### SUPPLIED ENTRIES:
_____

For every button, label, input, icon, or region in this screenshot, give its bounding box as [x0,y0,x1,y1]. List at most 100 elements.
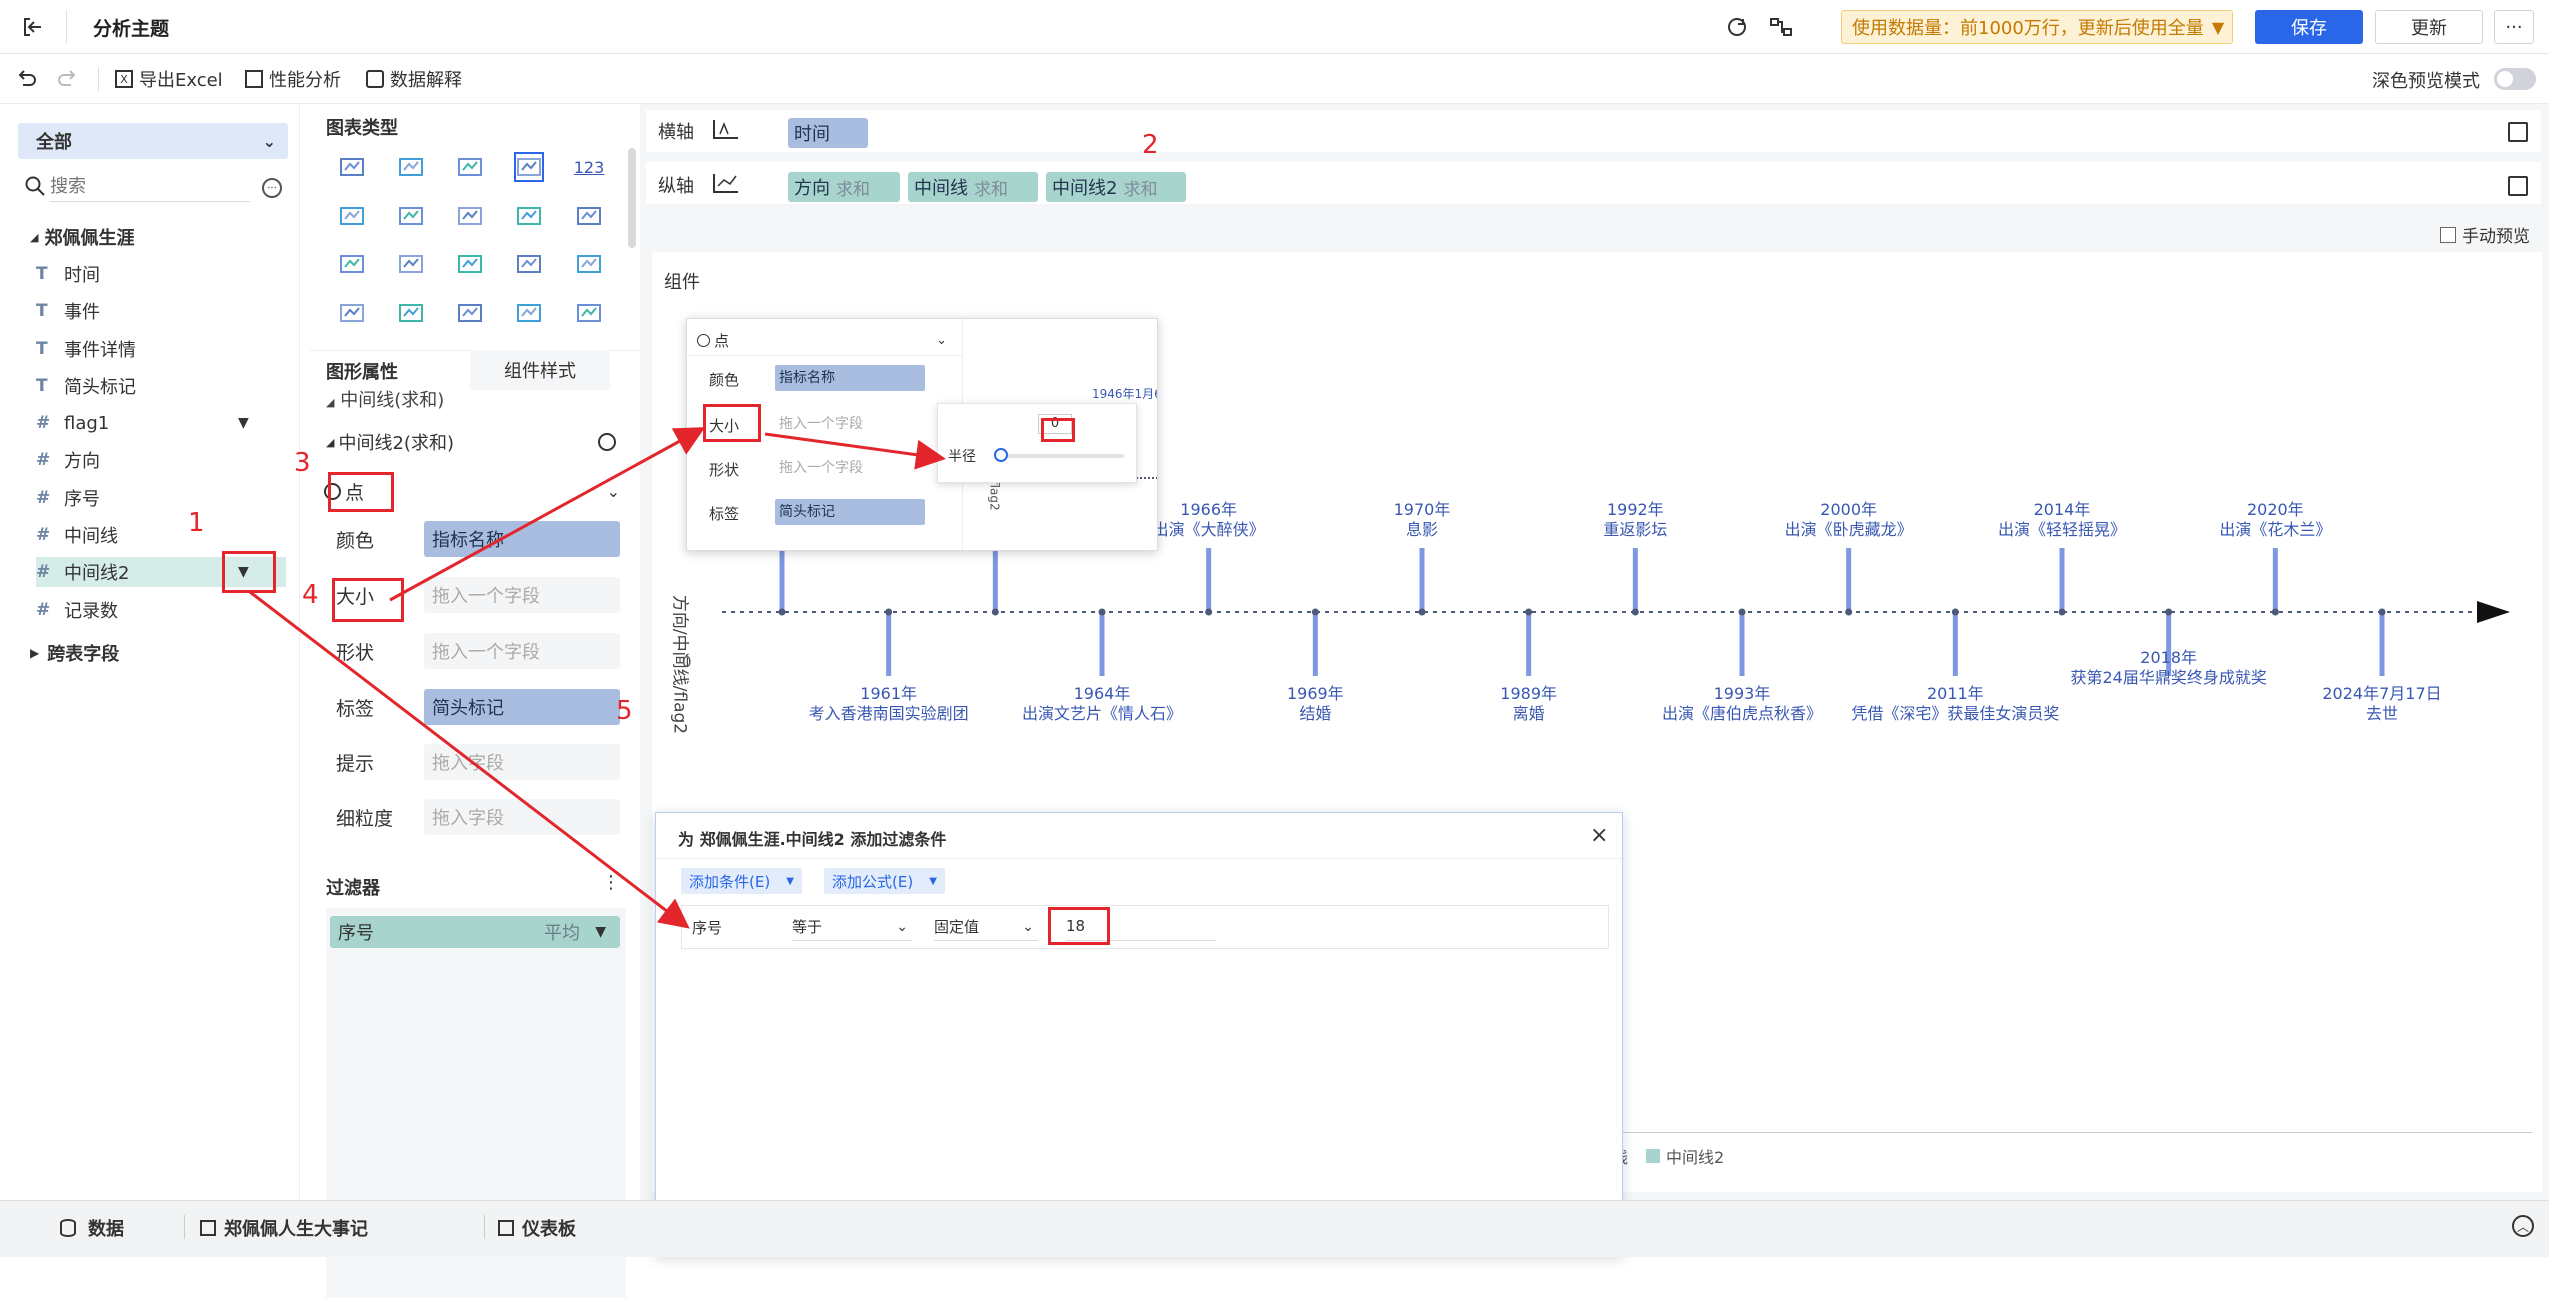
popup-mark-type[interactable]: 点 ⌄ [697,327,947,353]
lock-icon[interactable] [2508,122,2528,142]
value-type-select[interactable]: 固定值 ⌄ [934,913,1038,941]
prop-drop-slot[interactable]: 指标名称 [424,521,620,557]
cross-table-node[interactable]: ▶ 跨表字段 [30,640,119,666]
refresh-icon[interactable] [1724,14,1750,40]
filter-icon[interactable]: ▼ [238,415,249,431]
field-item[interactable]: # 方向 [36,445,100,475]
chart-type-option-icon[interactable] [396,298,426,328]
more-button[interactable]: ··· [2494,10,2534,44]
popup-shape-slot[interactable]: 拖入一个字段 [775,455,925,481]
radius-label: 半径 [948,449,976,465]
prop-drop-slot[interactable]: 拖入字段 [424,799,620,835]
export-excel-button[interactable]: X 导出Excel [115,66,223,92]
undo-icon[interactable] [14,66,38,90]
chart-type-option-icon[interactable] [337,201,367,231]
explain-icon [366,70,384,88]
field-item[interactable]: T 时间 [36,259,100,289]
prop-drop-slot[interactable]: 简头标记 [424,689,620,725]
timeline-bar [1419,548,1425,612]
chart-type-option-icon[interactable] [574,298,604,328]
chart-type-option-icon[interactable] [337,298,367,328]
update-button[interactable]: 更新 [2375,10,2483,44]
chart-type-option-icon[interactable] [514,249,544,279]
operator-select[interactable]: 等于 ⌄ [792,913,912,941]
filter-chip[interactable]: 序号 平均 ▼ [330,916,620,948]
scope-select[interactable]: 全部 ⌄ [18,123,288,159]
timeline-bar [886,612,892,676]
dropdown-caret-icon: ▼ [786,875,794,887]
y-axis-chip[interactable]: 方向 求和 [788,172,900,202]
chart-type-option-icon[interactable] [574,249,604,279]
table-node[interactable]: ◢ 郑佩佩生涯 [30,224,134,250]
event-text: 出演《轻轻摇晃》 [1997,520,2126,539]
timeline-event-label: 2024年7月17日 去世 [2262,684,2502,724]
flow-icon[interactable] [1768,14,1794,40]
manual-preview-checkbox[interactable] [2440,226,2456,243]
collapse-up-icon[interactable]: ︿ [2512,1215,2534,1237]
tab-dashboard[interactable]: 仪表板 [498,1215,576,1241]
tab-component-style[interactable]: 组件样式 [470,350,610,390]
popup-shape-label: 形状 [709,461,740,479]
close-icon[interactable]: × [1590,823,1608,848]
prop-drop-slot[interactable]: 拖入一个字段 [424,633,620,669]
prop-drop-slot[interactable]: 拖入字段 [424,744,620,780]
data-explain-button[interactable]: 数据解释 [366,66,462,92]
radius-slider-handle[interactable] [994,448,1008,462]
timeline-point [2058,608,2066,616]
radius-slider[interactable] [994,454,1124,458]
chart-type-option-icon[interactable] [514,201,544,231]
chart-type-option-icon[interactable] [396,201,426,231]
chart-type-option-icon[interactable] [337,152,367,182]
popup-size-slot[interactable]: 拖入一个字段 [775,411,925,437]
popup-color-value[interactable]: 指标名称 [775,365,925,391]
x-axis-chip[interactable]: 时间 [788,118,868,148]
layer-1[interactable]: ◢ 中间线(求和) [326,386,616,414]
y-axis-chip[interactable]: 中间线 求和 [908,172,1038,202]
exit-icon[interactable] [20,14,46,40]
field-panel: 全部 ⌄ ··· ◢ 郑佩佩生涯 T 时间 T 事件 T 事件详情 T 简头标记 # flag1 ▼… [0,104,300,1200]
usage-notice[interactable]: 使用数据量：前1000万行，更新后使用全量 ▼ [1841,10,2233,44]
add-condition-button[interactable]: 添加条件(E) ▼ [681,868,802,894]
tab-sheet[interactable]: 郑佩佩人生大事记 [200,1215,368,1241]
chart-type-option-icon[interactable] [514,152,544,182]
add-formula-button[interactable]: 添加公式(E) ▼ [824,868,945,894]
chart-type-option-icon[interactable] [337,249,367,279]
chart-type-option-icon[interactable]: 123 [574,152,605,182]
number-field-icon: # [36,488,51,508]
field-item[interactable]: # 中间线 [36,520,118,550]
chart-type-option-icon[interactable] [455,201,485,231]
field-item[interactable]: T 简头标记 [36,371,136,401]
field-item[interactable]: # 记录数 [36,595,118,625]
chart-type-option-icon[interactable] [574,201,604,231]
perf-analysis-button[interactable]: 性能分析 [245,66,341,92]
chart-type-option-icon[interactable] [455,152,485,182]
chart-type-option-icon[interactable] [514,298,544,328]
prop-drop-slot[interactable]: 拖入一个字段 [424,577,620,613]
field-item[interactable]: # flag1 ▼ [36,408,249,438]
field-item[interactable]: # 序号 [36,483,100,513]
chart-type-option-icon[interactable] [396,152,426,182]
save-button[interactable]: 保存 [2255,10,2363,44]
operator-value: 等于 [792,918,823,936]
popup-tag-value[interactable]: 简头标记 [775,499,925,525]
filter-more-icon[interactable]: ⋮ [602,872,620,893]
field-item[interactable]: T 事件 [36,296,100,326]
search-input[interactable] [50,172,250,202]
redo-icon[interactable] [56,66,80,90]
lock-icon[interactable] [2508,176,2528,196]
dark-preview-toggle[interactable] [2494,68,2536,90]
more-options-icon[interactable]: ··· [262,178,282,198]
tab-shape-attr[interactable]: 图形属性 [326,354,398,388]
data-explain-label: 数据解释 [390,70,462,91]
layer-2[interactable]: ◢ 中间线2(求和) [326,428,616,456]
field-item[interactable]: T 事件详情 [36,334,136,364]
timeline-bar [1846,548,1852,612]
dark-preview-label: 深色预览模式 [2372,71,2480,92]
chart-type-option-icon[interactable] [455,298,485,328]
timeline-bar [779,548,785,612]
chart-type-option-icon[interactable] [455,249,485,279]
y-axis-chip[interactable]: 中间线2 求和 [1046,172,1186,202]
chart-type-option-icon[interactable] [396,249,426,279]
tab-data[interactable]: 数据 [60,1215,124,1241]
manual-preview[interactable]: 手动预览 [2440,222,2530,247]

_____

### SET TASK:
Print every line of the material above character for character, leaving out the pictures.

### IN RESPONSE:
For every button, label, input, icon, or region in this screenshot, give its bounding box as [x0,y0,x1,y1]. List at most 100 elements.
popup-mark-type[interactable]: 点 ⌄ [697,327,947,353]
lock-icon[interactable] [2508,122,2528,142]
value-type-select[interactable]: 固定值 ⌄ [934,913,1038,941]
prop-drop-slot[interactable]: 指标名称 [424,521,620,557]
cross-table-node[interactable]: ▶ 跨表字段 [30,640,119,666]
refresh-icon[interactable] [1724,14,1750,40]
filter-icon[interactable]: ▼ [238,415,249,431]
field-item[interactable]: # 方向 [36,445,100,475]
chart-type-option-icon[interactable] [396,298,426,328]
more-button[interactable]: ··· [2494,10,2534,44]
popup-shape-slot[interactable]: 拖入一个字段 [775,455,925,481]
radius-label: 半径 [948,449,976,465]
prop-drop-slot[interactable]: 拖入字段 [424,799,620,835]
export-excel-button[interactable]: X 导出Excel [115,66,223,92]
undo-icon[interactable] [14,66,38,90]
chart-type-option-icon[interactable] [337,201,367,231]
explain-icon [366,70,384,88]
field-item[interactable]: T 时间 [36,259,100,289]
prop-drop-slot[interactable]: 简头标记 [424,689,620,725]
timeline-bar [1419,548,1425,612]
chart-type-option-icon[interactable] [574,298,604,328]
chart-type-option-icon[interactable] [337,298,367,328]
update-button[interactable]: 更新 [2375,10,2483,44]
chart-type-option-icon[interactable] [514,249,544,279]
operator-select[interactable]: 等于 ⌄ [792,913,912,941]
filter-chip[interactable]: 序号 平均 ▼ [330,916,620,948]
scope-select[interactable]: 全部 ⌄ [18,123,288,159]
timeline-bar [886,612,892,676]
dropdown-caret-icon: ▼ [786,875,794,887]
y-axis-chip[interactable]: 方向 求和 [788,172,900,202]
chart-type-option-icon[interactable] [574,249,604,279]
table-node[interactable]: ◢ 郑佩佩生涯 [30,224,134,250]
event-text: 出演《轻轻摇晃》 [1997,520,2126,539]
timeline-event-label: 2024年7月17日 去世 [2262,684,2502,724]
flow-icon[interactable] [1768,14,1794,40]
manual-preview-checkbox[interactable] [2440,226,2456,243]
collapse-up-icon[interactable]: ︿ [2512,1215,2534,1237]
tab-dashboard[interactable]: 仪表板 [498,1215,576,1241]
tab-component-style[interactable]: 组件样式 [470,350,610,390]
popup-shape-label: 形状 [709,461,740,479]
close-icon[interactable]: × [1590,823,1608,848]
prop-drop-slot[interactable]: 拖入一个字段 [424,633,620,669]
prop-drop-slot[interactable]: 拖入字段 [424,744,620,780]
data-explain-button[interactable]: 数据解释 [366,66,462,92]
radius-slider-handle[interactable] [994,448,1008,462]
timeline-point [2058,608,2066,616]
radius-slider[interactable] [994,454,1124,458]
chart-type-option-icon[interactable] [514,201,544,231]
chart-type-option-icon[interactable] [396,201,426,231]
chart-type-option-icon[interactable] [337,152,367,182]
popup-size-slot[interactable]: 拖入一个字段 [775,411,925,437]
popup-color-value[interactable]: 指标名称 [775,365,925,391]
x-axis-chip[interactable]: 时间 [788,118,868,148]
layer-1[interactable]: ◢ 中间线(求和) [326,386,616,414]
y-axis-chip[interactable]: 中间线 求和 [908,172,1038,202]
exit-icon[interactable] [20,14,46,40]
field-panel: 全部 ⌄ ··· ◢ 郑佩佩生涯 T 时间 T 事件 T 事件详情 T 简头标记 # flag1 ▼… [0,104,300,1200]
usage-notice[interactable]: 使用数据量：前1000万行，更新后使用全量 ▼ [1841,10,2233,44]
add-condition-button[interactable]: 添加条件(E) ▼ [681,868,802,894]
tab-sheet[interactable]: 郑佩佩人生大事记 [200,1215,368,1241]
chart-type-option-icon[interactable] [514,152,544,182]
add-formula-button[interactable]: 添加公式(E) ▼ [824,868,945,894]
chart-type-option-icon[interactable] [337,249,367,279]
chart-type-option-icon[interactable]: 123 [574,152,605,182]
number-field-icon: # [36,488,51,508]
field-item[interactable]: # 中间线 [36,520,118,550]
chart-type-option-icon[interactable] [455,201,485,231]
field-item[interactable]: T 简头标记 [36,371,136,401]
field-item[interactable]: # 记录数 [36,595,118,625]
chart-type-option-icon[interactable] [574,201,604,231]
perf-analysis-button[interactable]: 性能分析 [245,66,341,92]
chart-type-option-icon[interactable] [455,152,485,182]
chart-type-option-icon[interactable] [514,298,544,328]
prop-drop-slot[interactable]: 拖入一个字段 [424,577,620,613]
field-item[interactable]: # flag1 ▼ [36,408,249,438]
field-item[interactable]: # 序号 [36,483,100,513]
chart-type-option-icon[interactable] [396,152,426,182]
save-button[interactable]: 保存 [2255,10,2363,44]
operator-value: 等于 [792,918,823,936]
popup-tag-value[interactable]: 简头标记 [775,499,925,525]
filter-more-icon[interactable]: ⋮ [602,872,620,893]
field-item[interactable]: T 事件 [36,296,100,326]
search-input[interactable] [50,172,250,202]
redo-icon[interactable] [56,66,80,90]
lock-icon[interactable] [2508,176,2528,196]
dark-preview-toggle[interactable] [2494,68,2536,90]
more-options-icon[interactable]: ··· [262,178,282,198]
tab-shape-attr[interactable]: 图形属性 [326,354,398,388]
data-explain-label: 数据解释 [390,70,462,91]
layer-2[interactable]: ◢ 中间线2(求和) [326,428,616,456]
field-item[interactable]: T 事件详情 [36,334,136,364]
timeline-bar [1846,548,1852,612]
dark-preview-label: 深色预览模式 [2372,71,2480,92]
chart-type-option-icon[interactable] [455,298,485,328]
timeline-bar [779,548,785,612]
chart-type-option-icon[interactable] [455,249,485,279]
y-axis-chip[interactable]: 中间线2 求和 [1046,172,1186,202]
chart-type-option-icon[interactable] [396,249,426,279]
tab-data[interactable]: 数据 [60,1215,124,1241]
manual-preview[interactable]: 手动预览 [2440,222,2530,247]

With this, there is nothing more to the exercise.